Dataset content →
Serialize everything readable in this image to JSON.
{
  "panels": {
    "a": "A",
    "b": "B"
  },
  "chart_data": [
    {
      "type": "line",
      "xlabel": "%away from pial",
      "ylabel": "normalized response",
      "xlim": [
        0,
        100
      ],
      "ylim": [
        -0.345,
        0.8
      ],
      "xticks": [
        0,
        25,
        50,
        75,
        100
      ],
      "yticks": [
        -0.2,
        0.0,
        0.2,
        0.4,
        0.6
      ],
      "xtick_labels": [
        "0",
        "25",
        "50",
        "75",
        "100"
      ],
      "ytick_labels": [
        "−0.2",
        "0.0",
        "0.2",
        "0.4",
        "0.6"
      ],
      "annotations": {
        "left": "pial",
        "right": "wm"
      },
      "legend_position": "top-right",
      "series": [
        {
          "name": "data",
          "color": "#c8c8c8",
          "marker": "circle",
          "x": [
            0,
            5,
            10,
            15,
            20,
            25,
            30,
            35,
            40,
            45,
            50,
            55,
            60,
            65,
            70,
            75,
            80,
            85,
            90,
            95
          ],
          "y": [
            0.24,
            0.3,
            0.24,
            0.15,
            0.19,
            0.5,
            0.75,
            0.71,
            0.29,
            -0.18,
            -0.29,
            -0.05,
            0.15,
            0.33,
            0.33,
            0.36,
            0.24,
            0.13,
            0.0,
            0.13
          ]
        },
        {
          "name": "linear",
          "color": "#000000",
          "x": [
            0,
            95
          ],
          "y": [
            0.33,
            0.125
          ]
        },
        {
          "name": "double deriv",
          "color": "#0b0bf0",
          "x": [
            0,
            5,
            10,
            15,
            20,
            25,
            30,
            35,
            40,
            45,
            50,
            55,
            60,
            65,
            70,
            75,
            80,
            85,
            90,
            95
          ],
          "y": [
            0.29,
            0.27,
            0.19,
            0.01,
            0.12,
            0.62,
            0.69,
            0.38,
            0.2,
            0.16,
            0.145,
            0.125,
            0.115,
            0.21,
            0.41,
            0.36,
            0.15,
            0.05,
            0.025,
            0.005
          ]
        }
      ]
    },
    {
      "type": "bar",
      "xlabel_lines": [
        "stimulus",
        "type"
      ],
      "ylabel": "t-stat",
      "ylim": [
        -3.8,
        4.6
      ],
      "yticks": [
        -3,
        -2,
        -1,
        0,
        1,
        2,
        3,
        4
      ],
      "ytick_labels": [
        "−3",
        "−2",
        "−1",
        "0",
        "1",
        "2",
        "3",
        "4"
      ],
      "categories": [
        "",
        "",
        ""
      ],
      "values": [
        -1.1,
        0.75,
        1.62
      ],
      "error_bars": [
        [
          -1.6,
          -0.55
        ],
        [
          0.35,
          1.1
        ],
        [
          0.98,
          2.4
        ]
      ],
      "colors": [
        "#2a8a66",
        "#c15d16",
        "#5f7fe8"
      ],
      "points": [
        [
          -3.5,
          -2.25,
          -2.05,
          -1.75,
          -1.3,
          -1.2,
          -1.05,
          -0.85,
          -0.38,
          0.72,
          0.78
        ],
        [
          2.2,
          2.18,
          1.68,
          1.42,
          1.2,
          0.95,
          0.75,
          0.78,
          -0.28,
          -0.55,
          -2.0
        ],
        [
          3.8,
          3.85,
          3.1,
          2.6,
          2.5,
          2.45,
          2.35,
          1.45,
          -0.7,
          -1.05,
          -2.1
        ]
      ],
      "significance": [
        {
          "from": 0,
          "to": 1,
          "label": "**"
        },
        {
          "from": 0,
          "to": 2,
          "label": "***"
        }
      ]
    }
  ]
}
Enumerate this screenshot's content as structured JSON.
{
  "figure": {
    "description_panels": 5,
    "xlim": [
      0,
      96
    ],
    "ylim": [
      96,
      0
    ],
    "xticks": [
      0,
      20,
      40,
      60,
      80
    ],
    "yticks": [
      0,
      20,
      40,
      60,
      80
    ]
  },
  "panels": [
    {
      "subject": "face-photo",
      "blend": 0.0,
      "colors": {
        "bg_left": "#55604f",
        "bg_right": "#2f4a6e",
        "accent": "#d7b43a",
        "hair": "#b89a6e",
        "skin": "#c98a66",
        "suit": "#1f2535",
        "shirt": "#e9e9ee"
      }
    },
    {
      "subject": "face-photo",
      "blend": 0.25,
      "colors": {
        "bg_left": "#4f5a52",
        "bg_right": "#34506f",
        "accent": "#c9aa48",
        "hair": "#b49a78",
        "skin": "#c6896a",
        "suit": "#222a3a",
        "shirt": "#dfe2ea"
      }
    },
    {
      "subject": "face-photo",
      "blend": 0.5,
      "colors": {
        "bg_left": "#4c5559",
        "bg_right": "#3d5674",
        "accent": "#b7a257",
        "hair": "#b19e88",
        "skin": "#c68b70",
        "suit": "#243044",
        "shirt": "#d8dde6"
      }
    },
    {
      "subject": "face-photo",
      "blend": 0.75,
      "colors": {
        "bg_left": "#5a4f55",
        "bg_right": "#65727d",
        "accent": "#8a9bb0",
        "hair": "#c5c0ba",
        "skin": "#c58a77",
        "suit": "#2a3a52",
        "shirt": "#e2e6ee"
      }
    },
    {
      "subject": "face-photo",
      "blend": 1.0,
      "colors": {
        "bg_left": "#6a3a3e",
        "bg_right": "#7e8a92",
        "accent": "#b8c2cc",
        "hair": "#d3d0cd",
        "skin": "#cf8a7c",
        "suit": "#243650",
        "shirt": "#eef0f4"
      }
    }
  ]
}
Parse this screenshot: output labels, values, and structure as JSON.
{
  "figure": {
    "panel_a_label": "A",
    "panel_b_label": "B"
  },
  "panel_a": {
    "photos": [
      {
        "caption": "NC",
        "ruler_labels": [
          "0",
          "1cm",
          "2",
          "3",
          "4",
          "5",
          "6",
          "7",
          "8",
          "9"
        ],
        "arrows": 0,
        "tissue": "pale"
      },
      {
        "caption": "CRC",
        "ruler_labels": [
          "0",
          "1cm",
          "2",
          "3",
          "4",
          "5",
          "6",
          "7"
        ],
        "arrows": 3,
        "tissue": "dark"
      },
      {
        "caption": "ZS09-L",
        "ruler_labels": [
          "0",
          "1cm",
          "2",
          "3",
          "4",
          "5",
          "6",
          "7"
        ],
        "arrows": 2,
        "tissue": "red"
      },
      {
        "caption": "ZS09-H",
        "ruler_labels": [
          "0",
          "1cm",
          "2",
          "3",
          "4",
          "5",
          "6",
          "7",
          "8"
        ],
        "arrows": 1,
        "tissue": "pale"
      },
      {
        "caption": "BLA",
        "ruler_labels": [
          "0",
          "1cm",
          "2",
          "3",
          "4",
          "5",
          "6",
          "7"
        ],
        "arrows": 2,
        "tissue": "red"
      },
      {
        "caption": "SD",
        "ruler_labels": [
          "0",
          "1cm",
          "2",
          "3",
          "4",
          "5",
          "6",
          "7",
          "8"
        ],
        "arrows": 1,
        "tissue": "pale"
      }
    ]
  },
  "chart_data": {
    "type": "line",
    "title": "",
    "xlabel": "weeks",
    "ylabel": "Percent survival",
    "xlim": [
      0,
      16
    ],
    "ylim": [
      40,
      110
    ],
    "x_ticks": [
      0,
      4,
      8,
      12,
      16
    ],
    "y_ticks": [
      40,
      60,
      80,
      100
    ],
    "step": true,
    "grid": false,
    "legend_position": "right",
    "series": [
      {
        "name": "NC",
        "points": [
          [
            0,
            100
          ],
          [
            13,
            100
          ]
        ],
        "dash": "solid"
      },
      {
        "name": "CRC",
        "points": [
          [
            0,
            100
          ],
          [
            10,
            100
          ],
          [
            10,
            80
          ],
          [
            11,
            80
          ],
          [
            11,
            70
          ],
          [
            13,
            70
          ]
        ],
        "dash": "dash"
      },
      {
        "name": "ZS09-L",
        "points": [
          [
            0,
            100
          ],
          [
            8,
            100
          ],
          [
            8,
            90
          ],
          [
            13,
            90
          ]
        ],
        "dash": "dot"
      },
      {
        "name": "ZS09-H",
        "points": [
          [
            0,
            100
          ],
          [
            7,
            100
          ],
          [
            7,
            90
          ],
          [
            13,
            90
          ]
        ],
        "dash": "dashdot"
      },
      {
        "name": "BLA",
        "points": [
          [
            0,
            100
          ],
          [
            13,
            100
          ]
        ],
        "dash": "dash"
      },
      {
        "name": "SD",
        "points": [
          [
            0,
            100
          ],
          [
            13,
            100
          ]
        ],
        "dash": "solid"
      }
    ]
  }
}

Written instruction → List the lines that contain the word "JSON".

Expected output →
Serialize everything readable in this image to JSON.
Enumerate this screenshot's content as structured JSON.
Parse this screenshot: output labels, values, and structure as JSON.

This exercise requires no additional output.